What is needed » In the data below, quote every line from the one containing "List each element" through the one containing "provisions-field[interactable]: Provision(s) of", with both of those lines included.

Raw records
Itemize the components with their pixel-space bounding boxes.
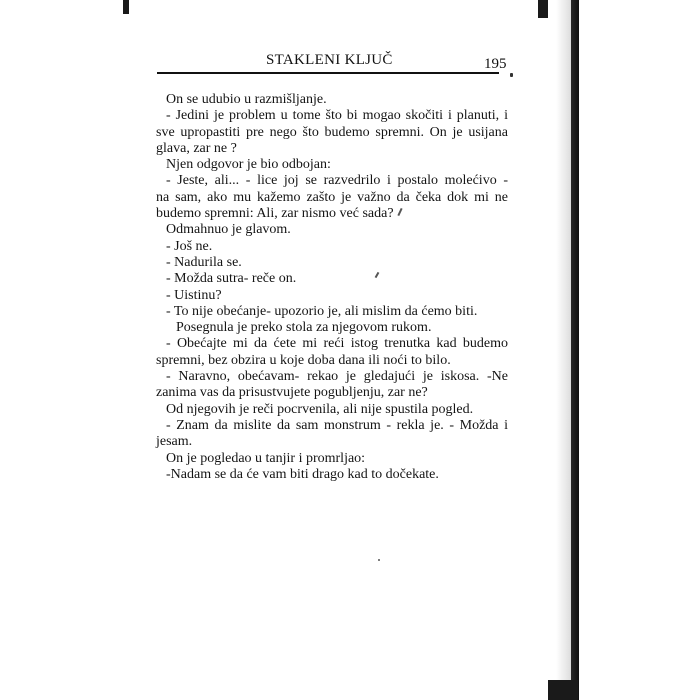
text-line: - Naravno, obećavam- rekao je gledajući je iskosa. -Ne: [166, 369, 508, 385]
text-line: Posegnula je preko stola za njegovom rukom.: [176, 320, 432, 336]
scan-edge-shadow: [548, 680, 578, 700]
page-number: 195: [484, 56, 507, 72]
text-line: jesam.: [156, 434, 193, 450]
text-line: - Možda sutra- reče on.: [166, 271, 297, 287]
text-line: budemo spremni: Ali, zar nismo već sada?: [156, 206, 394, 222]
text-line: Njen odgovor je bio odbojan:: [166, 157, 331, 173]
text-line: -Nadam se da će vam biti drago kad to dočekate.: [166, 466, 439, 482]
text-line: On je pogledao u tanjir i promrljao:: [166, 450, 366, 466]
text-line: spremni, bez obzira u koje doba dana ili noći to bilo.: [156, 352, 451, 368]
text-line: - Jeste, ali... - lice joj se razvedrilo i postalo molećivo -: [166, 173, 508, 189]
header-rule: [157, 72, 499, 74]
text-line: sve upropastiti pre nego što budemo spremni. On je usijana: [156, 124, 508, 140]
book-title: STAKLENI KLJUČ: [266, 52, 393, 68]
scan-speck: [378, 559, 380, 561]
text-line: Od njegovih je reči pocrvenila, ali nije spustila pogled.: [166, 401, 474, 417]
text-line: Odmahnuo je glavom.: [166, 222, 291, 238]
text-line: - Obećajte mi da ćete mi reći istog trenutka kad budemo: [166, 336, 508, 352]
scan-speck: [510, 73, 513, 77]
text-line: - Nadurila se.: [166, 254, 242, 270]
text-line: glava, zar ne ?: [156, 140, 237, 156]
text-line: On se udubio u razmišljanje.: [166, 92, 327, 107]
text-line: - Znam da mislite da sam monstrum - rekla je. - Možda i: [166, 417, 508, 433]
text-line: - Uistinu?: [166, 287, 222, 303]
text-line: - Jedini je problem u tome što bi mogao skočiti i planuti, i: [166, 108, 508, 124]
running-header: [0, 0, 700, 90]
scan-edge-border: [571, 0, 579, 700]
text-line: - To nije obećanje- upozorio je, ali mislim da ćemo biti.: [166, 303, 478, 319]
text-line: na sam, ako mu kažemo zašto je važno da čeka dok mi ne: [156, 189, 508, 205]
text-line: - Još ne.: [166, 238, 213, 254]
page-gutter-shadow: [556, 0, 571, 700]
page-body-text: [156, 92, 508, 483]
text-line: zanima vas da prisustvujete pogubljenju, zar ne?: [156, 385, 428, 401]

* * *

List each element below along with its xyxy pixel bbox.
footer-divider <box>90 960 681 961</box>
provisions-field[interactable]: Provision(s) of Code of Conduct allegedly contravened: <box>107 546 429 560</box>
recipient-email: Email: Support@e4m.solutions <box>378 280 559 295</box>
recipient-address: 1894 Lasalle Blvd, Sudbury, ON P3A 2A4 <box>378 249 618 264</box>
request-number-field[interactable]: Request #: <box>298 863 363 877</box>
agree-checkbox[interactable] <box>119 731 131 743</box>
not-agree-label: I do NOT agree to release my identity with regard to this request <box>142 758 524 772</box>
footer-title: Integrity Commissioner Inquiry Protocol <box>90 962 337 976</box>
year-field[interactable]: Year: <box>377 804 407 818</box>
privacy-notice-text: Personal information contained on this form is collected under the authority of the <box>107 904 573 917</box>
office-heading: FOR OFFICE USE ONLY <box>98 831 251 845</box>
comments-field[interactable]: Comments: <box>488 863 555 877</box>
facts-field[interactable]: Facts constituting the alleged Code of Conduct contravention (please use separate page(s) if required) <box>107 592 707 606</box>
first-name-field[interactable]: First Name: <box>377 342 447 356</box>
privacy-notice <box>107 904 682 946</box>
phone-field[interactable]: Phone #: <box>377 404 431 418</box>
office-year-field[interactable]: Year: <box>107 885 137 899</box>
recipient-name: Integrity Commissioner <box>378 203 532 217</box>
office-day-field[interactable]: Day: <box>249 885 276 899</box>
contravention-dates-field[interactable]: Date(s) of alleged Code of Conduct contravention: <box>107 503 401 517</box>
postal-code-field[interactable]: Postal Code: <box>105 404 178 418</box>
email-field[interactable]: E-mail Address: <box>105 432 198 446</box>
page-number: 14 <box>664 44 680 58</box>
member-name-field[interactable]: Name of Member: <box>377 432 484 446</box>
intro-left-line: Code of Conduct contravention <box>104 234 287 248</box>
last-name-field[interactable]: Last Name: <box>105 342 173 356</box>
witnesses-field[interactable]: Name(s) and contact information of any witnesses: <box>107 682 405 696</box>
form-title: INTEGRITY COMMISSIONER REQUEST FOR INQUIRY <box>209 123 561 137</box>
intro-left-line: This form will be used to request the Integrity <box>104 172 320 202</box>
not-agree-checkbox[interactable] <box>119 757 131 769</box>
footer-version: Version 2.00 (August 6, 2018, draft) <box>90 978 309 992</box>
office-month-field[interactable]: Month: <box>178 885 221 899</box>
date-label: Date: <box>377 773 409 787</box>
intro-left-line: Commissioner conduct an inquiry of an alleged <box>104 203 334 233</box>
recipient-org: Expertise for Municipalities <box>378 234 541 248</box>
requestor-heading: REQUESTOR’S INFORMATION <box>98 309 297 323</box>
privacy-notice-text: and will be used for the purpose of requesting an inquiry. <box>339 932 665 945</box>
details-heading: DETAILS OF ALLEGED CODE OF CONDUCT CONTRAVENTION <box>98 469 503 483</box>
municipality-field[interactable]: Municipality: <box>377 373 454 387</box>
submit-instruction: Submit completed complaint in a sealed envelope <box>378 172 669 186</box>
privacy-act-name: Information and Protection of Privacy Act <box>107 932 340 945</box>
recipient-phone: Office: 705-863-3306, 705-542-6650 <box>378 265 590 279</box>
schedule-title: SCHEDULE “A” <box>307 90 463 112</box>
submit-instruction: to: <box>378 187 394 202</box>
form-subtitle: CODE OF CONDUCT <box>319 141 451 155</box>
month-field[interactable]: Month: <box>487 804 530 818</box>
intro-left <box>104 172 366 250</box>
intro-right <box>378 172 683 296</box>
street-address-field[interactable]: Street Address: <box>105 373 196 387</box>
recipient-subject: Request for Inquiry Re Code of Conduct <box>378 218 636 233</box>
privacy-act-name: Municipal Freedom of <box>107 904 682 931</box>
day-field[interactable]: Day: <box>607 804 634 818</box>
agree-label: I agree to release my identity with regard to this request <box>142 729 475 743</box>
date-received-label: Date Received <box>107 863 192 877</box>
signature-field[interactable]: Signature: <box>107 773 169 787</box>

...

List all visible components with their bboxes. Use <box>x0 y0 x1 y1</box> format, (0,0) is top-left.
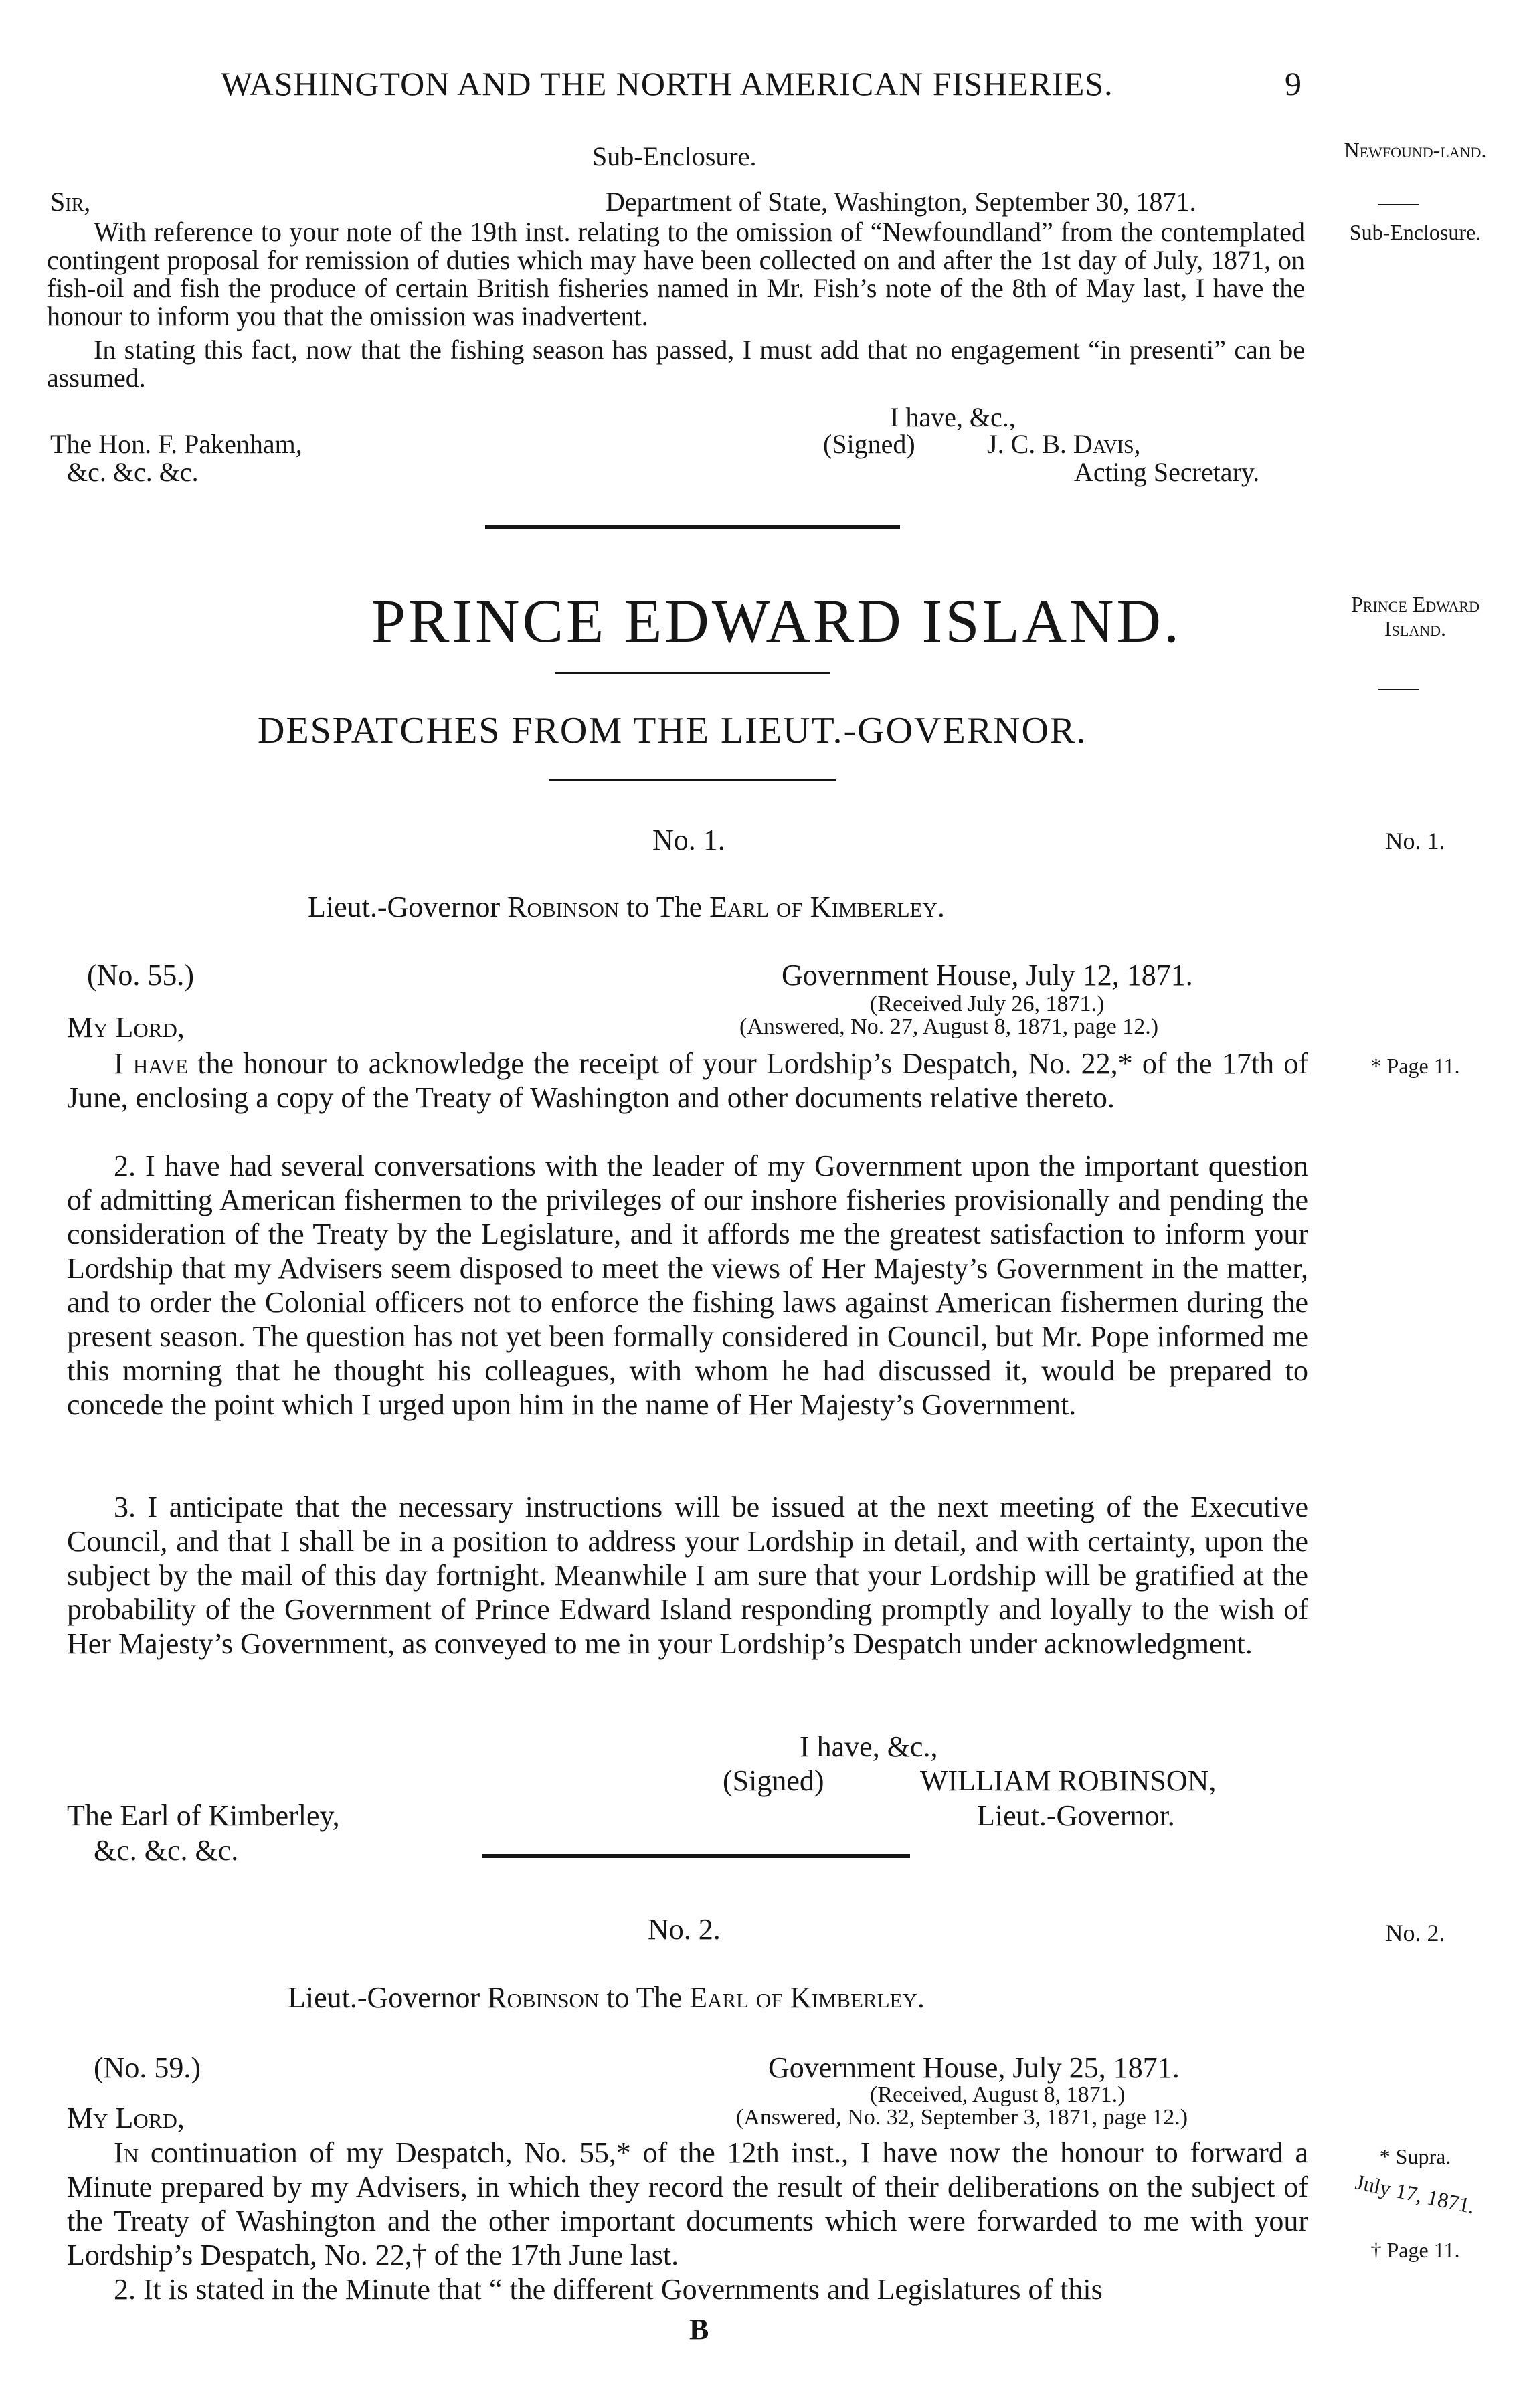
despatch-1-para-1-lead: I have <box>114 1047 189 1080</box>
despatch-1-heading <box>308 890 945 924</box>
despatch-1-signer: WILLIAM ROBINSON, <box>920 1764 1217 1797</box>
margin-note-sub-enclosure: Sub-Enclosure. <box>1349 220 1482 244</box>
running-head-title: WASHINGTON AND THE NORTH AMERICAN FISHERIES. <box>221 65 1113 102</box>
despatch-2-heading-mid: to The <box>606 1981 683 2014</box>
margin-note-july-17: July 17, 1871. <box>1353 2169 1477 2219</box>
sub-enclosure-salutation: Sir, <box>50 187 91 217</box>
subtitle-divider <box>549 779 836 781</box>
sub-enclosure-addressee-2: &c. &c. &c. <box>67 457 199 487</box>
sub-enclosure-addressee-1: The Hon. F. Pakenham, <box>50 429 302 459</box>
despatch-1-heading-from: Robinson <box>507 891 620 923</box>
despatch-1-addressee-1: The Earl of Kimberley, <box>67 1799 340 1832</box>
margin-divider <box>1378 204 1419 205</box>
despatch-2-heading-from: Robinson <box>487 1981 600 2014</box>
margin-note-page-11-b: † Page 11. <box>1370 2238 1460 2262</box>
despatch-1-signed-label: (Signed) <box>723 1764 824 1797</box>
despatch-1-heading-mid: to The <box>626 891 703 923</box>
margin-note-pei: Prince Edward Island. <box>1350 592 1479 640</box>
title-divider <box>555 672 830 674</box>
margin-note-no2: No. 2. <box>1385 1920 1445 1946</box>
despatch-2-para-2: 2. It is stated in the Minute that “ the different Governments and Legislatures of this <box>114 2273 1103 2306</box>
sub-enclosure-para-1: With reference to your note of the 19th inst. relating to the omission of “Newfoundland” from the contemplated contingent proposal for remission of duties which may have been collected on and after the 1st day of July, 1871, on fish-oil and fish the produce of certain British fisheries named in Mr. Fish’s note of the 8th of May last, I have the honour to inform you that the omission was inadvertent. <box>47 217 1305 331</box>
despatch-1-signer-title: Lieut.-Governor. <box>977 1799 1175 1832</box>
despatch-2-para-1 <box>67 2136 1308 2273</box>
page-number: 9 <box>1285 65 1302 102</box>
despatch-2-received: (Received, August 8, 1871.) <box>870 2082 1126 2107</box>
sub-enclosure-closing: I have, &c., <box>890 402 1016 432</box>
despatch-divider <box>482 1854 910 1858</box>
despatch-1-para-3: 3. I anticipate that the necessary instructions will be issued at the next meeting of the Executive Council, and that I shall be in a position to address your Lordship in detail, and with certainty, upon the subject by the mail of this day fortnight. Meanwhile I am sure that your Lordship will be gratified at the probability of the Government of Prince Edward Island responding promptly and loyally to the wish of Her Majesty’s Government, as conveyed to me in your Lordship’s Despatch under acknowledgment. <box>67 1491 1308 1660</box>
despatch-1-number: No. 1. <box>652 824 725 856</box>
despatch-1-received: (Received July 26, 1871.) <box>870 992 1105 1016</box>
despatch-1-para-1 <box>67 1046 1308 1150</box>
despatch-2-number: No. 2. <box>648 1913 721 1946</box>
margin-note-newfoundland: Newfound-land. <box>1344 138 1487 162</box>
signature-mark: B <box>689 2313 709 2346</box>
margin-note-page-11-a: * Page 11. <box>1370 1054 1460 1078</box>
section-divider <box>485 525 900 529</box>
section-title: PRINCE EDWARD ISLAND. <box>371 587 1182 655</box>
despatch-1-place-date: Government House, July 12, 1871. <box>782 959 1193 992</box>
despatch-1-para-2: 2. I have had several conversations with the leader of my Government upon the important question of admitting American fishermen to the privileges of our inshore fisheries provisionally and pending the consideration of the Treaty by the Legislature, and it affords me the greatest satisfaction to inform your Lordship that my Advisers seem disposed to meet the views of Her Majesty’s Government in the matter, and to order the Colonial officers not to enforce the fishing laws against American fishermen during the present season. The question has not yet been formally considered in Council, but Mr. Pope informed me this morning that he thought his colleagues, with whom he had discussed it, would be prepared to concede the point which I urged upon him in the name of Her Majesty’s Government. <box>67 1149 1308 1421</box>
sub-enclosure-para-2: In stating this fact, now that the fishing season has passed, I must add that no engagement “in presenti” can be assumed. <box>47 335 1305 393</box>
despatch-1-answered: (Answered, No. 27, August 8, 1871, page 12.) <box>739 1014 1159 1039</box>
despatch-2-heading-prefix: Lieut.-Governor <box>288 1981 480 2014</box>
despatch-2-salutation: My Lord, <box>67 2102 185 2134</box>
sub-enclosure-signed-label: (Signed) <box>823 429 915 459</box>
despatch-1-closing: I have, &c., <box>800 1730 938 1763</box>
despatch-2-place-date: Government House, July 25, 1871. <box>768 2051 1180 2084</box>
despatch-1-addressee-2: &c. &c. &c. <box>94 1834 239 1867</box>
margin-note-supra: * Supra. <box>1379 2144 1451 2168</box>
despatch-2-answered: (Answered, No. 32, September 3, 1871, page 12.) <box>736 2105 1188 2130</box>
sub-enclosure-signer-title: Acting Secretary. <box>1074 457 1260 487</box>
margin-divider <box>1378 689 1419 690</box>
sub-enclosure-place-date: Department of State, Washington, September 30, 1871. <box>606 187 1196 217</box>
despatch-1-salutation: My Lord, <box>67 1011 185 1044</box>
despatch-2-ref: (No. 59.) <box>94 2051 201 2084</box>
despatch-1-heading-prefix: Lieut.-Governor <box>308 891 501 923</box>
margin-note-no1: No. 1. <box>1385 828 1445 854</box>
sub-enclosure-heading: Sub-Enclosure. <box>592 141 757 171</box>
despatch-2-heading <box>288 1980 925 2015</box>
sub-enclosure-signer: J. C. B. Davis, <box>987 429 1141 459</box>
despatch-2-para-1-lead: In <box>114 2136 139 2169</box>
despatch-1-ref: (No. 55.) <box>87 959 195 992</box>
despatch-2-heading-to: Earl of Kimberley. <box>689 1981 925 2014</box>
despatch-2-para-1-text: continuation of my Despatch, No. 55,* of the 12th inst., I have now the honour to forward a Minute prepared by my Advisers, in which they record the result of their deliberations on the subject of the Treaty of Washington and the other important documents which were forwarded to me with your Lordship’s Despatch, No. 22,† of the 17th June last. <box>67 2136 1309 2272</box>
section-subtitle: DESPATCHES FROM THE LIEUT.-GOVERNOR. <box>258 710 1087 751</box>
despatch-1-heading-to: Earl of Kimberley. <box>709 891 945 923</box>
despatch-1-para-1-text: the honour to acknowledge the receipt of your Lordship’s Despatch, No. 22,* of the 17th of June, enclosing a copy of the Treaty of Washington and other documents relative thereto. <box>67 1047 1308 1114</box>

Full answer »
List each element below along with its xyxy pixel bbox.
footer-divider <box>90 960 681 961</box>
provisions-field[interactable]: Provision(s) of Code of Conduct allegedly contravened: <box>107 546 429 560</box>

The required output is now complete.